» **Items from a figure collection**
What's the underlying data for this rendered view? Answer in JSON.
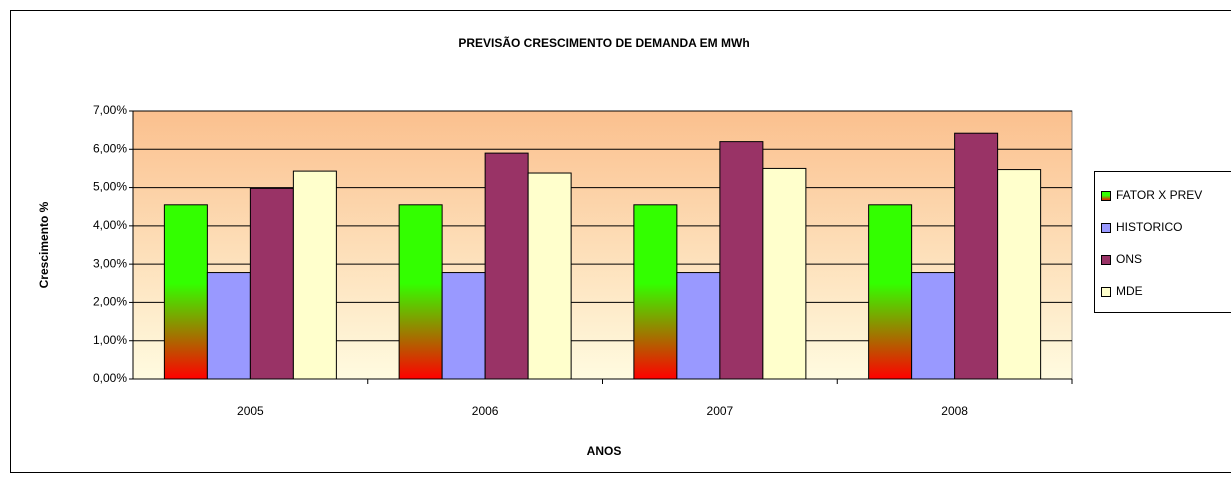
{
  "chart_data": {
    "type": "bar",
    "title": "PREVISÃO CRESCIMENTO DE DEMANDA EM MWh",
    "x_label": "ANOS",
    "y_label": "Crescimento %",
    "categories": [
      "2005",
      "2006",
      "2007",
      "2008"
    ],
    "series": [
      {
        "name": "FATOR X PREV",
        "color": "#33ff00",
        "values": [
          4.55,
          4.55,
          4.55,
          4.55
        ]
      },
      {
        "name": "HISTORICO",
        "color": "#9999ff",
        "values": [
          2.78,
          2.78,
          2.78,
          2.78
        ]
      },
      {
        "name": "ONS",
        "color": "#993366",
        "values": [
          4.98,
          5.9,
          6.2,
          6.42
        ]
      },
      {
        "name": "MDE",
        "color": "#ffffcc",
        "values": [
          5.43,
          5.38,
          5.5,
          5.47
        ]
      }
    ],
    "ylim": [
      0,
      7
    ],
    "yticks": [
      {
        "value": 0,
        "label": "0,00%"
      },
      {
        "value": 1,
        "label": "1,00%"
      },
      {
        "value": 2,
        "label": "2,00%"
      },
      {
        "value": 3,
        "label": "3,00%"
      },
      {
        "value": 4,
        "label": "4,00%"
      },
      {
        "value": 5,
        "label": "5,00%"
      },
      {
        "value": 6,
        "label": "6,00%"
      },
      {
        "value": 7,
        "label": "7,00%"
      }
    ],
    "grid": true,
    "legend": "right"
  }
}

» **Given problem**
Gather up every line from the listing above in which the word "name" occurs.

» **Exercise answer**
        "name": "FATOR X PREV",
        "name": "HISTORICO",
        "name": "ONS",
        "name": "MDE",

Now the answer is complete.